TASK TO CARRY OUT =
Report back each line of the records that contains the string "JSON".

DATA TO PROCESS =
------------------------------

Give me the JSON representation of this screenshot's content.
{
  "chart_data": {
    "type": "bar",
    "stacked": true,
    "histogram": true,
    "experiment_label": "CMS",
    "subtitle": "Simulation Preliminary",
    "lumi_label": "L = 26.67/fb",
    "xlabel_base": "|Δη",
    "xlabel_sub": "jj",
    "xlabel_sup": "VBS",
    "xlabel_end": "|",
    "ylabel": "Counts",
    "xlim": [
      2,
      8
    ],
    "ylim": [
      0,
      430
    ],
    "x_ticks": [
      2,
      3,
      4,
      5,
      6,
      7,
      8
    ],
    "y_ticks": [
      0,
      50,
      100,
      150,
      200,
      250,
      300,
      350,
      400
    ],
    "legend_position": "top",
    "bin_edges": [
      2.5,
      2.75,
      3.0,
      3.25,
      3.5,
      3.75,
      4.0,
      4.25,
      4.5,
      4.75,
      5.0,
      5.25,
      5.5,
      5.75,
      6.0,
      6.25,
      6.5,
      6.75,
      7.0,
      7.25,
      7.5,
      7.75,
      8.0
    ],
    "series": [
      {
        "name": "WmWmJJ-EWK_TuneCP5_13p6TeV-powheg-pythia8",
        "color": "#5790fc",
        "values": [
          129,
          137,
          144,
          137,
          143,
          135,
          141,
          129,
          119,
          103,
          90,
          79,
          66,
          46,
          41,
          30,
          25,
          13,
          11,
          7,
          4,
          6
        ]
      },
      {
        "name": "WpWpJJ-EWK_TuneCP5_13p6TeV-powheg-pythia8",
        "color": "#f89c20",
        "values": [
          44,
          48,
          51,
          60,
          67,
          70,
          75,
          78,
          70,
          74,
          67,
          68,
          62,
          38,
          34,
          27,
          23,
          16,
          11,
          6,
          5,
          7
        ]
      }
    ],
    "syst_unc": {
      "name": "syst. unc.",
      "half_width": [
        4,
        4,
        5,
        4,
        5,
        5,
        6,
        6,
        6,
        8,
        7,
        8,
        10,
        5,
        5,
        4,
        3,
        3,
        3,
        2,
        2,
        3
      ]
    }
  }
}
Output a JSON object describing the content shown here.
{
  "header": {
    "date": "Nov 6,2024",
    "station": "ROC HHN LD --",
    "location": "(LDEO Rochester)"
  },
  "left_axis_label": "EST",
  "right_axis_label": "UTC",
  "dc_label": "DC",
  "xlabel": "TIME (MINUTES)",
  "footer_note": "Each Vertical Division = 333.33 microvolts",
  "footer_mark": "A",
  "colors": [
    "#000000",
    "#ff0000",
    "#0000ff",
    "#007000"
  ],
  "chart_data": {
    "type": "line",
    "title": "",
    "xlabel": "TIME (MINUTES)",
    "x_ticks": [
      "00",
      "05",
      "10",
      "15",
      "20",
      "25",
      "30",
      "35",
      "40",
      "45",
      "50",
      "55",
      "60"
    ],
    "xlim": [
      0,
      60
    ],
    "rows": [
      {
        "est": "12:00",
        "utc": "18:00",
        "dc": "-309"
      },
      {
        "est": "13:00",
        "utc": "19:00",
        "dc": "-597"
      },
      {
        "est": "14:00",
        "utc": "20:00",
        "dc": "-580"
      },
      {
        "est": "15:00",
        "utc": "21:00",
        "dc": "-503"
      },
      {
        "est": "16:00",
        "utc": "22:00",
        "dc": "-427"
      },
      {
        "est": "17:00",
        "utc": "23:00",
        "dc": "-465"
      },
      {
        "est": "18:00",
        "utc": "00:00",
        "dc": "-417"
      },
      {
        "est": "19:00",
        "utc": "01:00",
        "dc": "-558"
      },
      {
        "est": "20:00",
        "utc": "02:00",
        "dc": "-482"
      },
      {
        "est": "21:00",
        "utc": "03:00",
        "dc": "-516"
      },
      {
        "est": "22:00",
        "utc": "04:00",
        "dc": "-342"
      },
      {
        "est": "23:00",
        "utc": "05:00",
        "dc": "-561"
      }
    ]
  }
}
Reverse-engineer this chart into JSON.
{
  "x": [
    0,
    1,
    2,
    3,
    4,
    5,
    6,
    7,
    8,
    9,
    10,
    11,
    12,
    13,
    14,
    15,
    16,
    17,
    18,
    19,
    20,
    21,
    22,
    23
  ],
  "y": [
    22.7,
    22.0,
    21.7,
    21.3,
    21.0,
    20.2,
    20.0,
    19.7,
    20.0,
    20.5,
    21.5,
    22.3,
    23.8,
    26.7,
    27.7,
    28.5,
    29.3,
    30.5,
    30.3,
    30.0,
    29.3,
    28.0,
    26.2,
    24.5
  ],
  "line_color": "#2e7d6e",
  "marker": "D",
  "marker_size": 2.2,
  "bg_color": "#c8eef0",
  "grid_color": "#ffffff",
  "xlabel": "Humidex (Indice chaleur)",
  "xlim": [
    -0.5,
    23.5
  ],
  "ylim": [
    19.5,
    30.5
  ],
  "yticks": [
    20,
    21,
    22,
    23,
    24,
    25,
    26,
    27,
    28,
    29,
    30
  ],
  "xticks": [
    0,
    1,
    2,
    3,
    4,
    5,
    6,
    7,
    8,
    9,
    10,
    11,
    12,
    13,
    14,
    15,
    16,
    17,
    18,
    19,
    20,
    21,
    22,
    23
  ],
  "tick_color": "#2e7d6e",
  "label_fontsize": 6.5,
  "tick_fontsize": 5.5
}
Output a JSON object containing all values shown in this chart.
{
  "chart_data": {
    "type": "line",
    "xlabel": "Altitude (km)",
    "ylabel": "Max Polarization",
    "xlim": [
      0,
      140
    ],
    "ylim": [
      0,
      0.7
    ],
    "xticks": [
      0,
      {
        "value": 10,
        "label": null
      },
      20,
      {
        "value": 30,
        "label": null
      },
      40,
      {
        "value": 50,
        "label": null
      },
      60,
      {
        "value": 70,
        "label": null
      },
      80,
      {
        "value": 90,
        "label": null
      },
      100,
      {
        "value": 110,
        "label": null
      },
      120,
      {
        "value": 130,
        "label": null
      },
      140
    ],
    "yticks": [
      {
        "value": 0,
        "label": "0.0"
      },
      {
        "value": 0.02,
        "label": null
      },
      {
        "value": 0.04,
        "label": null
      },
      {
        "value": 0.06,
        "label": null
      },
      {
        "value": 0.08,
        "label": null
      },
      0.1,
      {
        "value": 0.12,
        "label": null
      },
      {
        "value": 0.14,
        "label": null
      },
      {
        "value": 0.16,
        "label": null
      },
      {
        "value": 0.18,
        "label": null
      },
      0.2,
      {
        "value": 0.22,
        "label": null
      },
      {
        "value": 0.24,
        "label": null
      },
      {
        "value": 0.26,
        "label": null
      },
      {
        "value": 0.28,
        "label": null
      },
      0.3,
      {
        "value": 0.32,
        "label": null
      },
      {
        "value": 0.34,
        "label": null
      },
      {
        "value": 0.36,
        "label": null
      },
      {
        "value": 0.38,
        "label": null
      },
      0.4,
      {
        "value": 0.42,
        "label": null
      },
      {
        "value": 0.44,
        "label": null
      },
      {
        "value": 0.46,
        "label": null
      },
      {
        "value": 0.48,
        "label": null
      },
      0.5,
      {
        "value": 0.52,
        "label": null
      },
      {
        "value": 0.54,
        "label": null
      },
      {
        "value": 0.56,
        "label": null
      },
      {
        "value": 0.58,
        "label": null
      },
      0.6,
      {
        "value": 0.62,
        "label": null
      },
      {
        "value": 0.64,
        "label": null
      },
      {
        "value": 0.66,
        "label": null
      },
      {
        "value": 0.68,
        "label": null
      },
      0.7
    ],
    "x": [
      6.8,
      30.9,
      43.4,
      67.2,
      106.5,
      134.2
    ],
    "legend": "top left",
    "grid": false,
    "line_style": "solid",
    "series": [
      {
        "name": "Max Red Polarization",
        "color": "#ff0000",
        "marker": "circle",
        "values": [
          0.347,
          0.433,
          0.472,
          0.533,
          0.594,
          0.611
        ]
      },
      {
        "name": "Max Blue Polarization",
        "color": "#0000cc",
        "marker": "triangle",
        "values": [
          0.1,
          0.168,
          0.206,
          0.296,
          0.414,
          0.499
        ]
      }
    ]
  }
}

------------------------------

EXERCISE ANSWER =
Give me the JSON representation of this screenshot's content.
Output a JSON object describing the content shown here.
Reverse-engineer this chart into JSON.
Output a JSON object containing all values shown in this chart.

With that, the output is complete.